§ **YOUR TASK**: Whenever a line contains the string "tutorial", copy it out of the entries.

§ **PROVIDED INFORMATION**:
******************************

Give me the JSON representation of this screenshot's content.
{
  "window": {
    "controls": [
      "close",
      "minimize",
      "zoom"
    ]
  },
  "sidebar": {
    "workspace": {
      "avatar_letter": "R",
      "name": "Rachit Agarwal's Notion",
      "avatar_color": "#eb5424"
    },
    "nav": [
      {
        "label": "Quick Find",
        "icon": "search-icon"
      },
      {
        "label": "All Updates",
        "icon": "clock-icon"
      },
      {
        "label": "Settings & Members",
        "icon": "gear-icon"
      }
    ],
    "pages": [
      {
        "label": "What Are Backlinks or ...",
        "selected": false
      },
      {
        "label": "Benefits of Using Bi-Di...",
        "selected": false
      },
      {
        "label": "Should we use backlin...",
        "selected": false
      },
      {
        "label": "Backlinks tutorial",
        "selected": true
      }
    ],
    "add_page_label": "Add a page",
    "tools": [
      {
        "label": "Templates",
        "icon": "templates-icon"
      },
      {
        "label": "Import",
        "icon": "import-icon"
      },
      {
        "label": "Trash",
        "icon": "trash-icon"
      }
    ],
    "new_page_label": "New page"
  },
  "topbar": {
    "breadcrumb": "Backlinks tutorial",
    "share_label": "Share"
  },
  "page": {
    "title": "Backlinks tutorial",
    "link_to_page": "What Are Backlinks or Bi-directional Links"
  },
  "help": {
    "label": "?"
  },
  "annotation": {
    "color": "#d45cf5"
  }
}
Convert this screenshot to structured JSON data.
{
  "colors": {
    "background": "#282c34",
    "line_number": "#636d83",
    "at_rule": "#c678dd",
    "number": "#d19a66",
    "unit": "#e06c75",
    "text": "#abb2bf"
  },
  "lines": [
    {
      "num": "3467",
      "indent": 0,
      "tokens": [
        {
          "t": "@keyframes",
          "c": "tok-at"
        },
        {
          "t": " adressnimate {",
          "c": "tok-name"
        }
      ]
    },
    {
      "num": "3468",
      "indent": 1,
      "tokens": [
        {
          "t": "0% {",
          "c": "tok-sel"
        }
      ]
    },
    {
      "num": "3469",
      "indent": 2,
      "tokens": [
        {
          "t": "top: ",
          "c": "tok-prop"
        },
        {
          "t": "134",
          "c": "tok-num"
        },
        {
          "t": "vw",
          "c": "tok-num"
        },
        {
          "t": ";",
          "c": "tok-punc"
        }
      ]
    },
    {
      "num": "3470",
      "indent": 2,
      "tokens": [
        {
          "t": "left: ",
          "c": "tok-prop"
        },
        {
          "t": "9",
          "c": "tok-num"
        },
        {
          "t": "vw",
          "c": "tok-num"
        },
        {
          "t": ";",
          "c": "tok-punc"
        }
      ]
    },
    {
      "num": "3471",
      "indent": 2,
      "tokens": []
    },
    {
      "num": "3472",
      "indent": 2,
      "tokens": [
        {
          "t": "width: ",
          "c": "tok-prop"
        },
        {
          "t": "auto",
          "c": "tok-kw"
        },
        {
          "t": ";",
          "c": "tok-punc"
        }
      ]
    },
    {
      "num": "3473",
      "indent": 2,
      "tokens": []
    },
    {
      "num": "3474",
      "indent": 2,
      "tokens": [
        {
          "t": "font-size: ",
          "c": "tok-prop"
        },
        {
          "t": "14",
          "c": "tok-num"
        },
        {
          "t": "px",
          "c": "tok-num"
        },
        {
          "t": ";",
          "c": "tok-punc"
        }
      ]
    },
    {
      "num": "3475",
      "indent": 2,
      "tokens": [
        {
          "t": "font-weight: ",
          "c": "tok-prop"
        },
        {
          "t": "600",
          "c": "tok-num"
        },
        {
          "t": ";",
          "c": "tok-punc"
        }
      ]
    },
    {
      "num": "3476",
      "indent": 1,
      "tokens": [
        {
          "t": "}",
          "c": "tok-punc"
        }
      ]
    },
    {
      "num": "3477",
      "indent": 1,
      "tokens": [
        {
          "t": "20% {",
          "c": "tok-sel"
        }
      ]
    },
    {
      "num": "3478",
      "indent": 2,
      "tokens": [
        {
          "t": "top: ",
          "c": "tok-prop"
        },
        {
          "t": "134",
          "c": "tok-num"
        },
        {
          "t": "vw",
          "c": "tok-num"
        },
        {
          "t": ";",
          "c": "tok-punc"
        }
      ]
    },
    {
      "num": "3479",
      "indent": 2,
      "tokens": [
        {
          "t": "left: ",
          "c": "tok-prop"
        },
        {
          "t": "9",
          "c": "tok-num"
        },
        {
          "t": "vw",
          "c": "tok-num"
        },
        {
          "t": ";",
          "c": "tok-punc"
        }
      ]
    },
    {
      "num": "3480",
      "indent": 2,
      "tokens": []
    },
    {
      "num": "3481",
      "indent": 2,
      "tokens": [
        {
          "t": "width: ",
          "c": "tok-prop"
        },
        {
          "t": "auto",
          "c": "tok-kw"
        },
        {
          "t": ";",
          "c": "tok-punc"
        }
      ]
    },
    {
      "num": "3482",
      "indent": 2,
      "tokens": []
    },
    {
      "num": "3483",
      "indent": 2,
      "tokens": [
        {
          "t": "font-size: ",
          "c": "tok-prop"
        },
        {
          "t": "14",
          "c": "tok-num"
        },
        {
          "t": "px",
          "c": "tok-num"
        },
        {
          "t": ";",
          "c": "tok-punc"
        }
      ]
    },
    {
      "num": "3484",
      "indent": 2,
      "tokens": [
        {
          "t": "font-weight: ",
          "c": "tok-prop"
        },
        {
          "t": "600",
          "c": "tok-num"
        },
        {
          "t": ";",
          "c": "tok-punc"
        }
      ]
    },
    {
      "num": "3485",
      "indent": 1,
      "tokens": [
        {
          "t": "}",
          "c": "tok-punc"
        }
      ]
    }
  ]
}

******************************

§ **PROBLEM SOLUTION**:
        "label": "Backlinks tutorial",
    "breadcrumb": "Backlinks tutorial",
    "title": "Backlinks tutorial",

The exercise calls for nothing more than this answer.